- Problem to work on: Read the records and write them out again exactly.

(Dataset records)
— START —

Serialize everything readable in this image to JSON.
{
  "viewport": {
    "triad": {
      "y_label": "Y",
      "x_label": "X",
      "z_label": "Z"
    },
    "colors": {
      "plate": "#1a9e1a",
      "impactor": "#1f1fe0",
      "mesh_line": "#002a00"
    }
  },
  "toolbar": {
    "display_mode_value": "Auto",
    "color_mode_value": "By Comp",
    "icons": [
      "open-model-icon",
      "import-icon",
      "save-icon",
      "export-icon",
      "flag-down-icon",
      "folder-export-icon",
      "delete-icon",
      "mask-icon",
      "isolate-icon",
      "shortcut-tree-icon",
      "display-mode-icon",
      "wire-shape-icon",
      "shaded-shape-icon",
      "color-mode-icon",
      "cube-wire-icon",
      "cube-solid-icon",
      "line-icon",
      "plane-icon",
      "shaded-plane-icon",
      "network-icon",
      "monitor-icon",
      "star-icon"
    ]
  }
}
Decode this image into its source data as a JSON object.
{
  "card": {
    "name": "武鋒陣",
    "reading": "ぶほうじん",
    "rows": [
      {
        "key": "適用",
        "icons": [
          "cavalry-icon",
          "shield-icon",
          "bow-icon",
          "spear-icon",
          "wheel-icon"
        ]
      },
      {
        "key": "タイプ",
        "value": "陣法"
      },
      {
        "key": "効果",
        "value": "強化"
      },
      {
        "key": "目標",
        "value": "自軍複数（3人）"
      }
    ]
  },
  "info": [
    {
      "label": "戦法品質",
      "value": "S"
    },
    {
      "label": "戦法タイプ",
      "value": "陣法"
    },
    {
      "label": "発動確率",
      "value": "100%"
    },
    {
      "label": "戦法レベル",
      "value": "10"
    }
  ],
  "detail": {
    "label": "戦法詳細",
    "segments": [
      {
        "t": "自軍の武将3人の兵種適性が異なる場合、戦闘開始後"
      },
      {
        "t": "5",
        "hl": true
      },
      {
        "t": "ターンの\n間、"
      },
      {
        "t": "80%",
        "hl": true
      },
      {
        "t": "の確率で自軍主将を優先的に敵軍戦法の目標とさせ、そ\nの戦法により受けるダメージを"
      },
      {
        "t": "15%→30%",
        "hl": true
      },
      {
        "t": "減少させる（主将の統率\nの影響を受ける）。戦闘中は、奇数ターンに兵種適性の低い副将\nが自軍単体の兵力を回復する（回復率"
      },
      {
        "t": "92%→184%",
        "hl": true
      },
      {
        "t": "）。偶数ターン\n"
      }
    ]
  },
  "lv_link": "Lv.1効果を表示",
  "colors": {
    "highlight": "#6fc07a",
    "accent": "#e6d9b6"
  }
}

— END —

- Correct answer:
Serialize everything readable in this image to JSON.
{
  "viewport": {
    "triad": {
      "y_label": "Y",
      "x_label": "X",
      "z_label": "Z"
    },
    "colors": {
      "plate": "#1a9e1a",
      "impactor": "#1f1fe0",
      "mesh_line": "#002a00"
    }
  },
  "toolbar": {
    "display_mode_value": "Auto",
    "color_mode_value": "By Comp",
    "icons": [
      "open-model-icon",
      "import-icon",
      "save-icon",
      "export-icon",
      "flag-down-icon",
      "folder-export-icon",
      "delete-icon",
      "mask-icon",
      "isolate-icon",
      "shortcut-tree-icon",
      "display-mode-icon",
      "wire-shape-icon",
      "shaded-shape-icon",
      "color-mode-icon",
      "cube-wire-icon",
      "cube-solid-icon",
      "line-icon",
      "plane-icon",
      "shaded-plane-icon",
      "network-icon",
      "monitor-icon",
      "star-icon"
    ]
  }
}
Decode this image into its source data as a JSON object.
{
  "card": {
    "name": "武鋒陣",
    "reading": "ぶほうじん",
    "rows": [
      {
        "key": "適用",
        "icons": [
          "cavalry-icon",
          "shield-icon",
          "bow-icon",
          "spear-icon",
          "wheel-icon"
        ]
      },
      {
        "key": "タイプ",
        "value": "陣法"
      },
      {
        "key": "効果",
        "value": "強化"
      },
      {
        "key": "目標",
        "value": "自軍複数（3人）"
      }
    ]
  },
  "info": [
    {
      "label": "戦法品質",
      "value": "S"
    },
    {
      "label": "戦法タイプ",
      "value": "陣法"
    },
    {
      "label": "発動確率",
      "value": "100%"
    },
    {
      "label": "戦法レベル",
      "value": "10"
    }
  ],
  "detail": {
    "label": "戦法詳細",
    "segments": [
      {
        "t": "自軍の武将3人の兵種適性が異なる場合、戦闘開始後"
      },
      {
        "t": "5",
        "hl": true
      },
      {
        "t": "ターンの\n間、"
      },
      {
        "t": "80%",
        "hl": true
      },
      {
        "t": "の確率で自軍主将を優先的に敵軍戦法の目標とさせ、そ\nの戦法により受けるダメージを"
      },
      {
        "t": "15%→30%",
        "hl": true
      },
      {
        "t": "減少させる（主将の統率\nの影響を受ける）。戦闘中は、奇数ターンに兵種適性の低い副将\nが自軍単体の兵力を回復する（回復率"
      },
      {
        "t": "92%→184%",
        "hl": true
      },
      {
        "t": "）。偶数ターン\n"
      }
    ]
  },
  "lv_link": "Lv.1効果を表示",
  "colors": {
    "highlight": "#6fc07a",
    "accent": "#e6d9b6"
  }
}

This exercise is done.